REQUIREMENTS — Do any lines in the data below contain "compliance"? If so, copy every one of them.

SOURCE RECORDS —

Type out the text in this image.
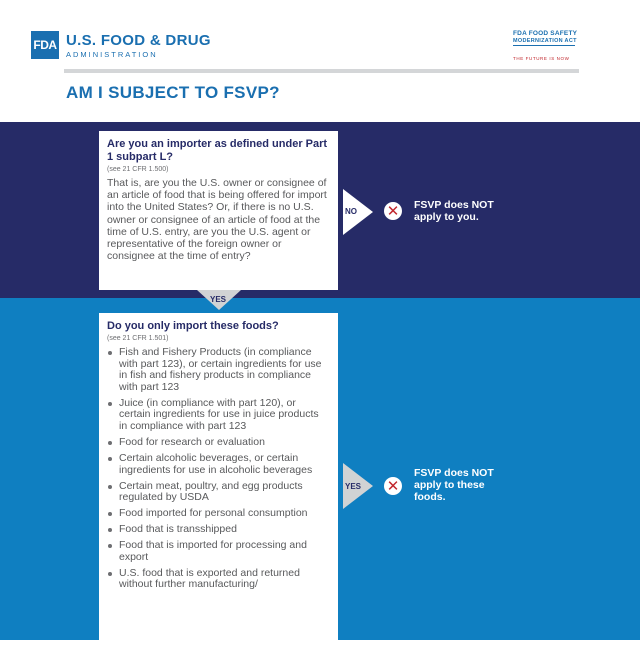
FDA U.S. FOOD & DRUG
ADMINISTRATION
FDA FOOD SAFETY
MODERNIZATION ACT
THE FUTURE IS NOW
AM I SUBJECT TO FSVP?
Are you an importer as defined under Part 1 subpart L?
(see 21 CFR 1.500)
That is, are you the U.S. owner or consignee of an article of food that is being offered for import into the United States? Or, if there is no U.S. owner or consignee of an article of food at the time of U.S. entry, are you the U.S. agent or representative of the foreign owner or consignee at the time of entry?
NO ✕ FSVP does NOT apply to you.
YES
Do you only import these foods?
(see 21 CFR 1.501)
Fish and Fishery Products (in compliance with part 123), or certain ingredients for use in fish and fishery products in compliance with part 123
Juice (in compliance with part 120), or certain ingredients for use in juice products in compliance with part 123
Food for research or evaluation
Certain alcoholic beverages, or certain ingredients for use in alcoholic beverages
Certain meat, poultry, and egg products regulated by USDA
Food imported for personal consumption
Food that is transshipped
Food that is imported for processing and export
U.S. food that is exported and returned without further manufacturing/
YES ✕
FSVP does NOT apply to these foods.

EXERCISE RESULT —
Fish and Fishery Products (in compliance with part 123), or certain ingredients for use in fish and fishery products in compliance with part 123
Juice (in compliance with part 120), or certain ingredients for use in juice products in compliance with part 123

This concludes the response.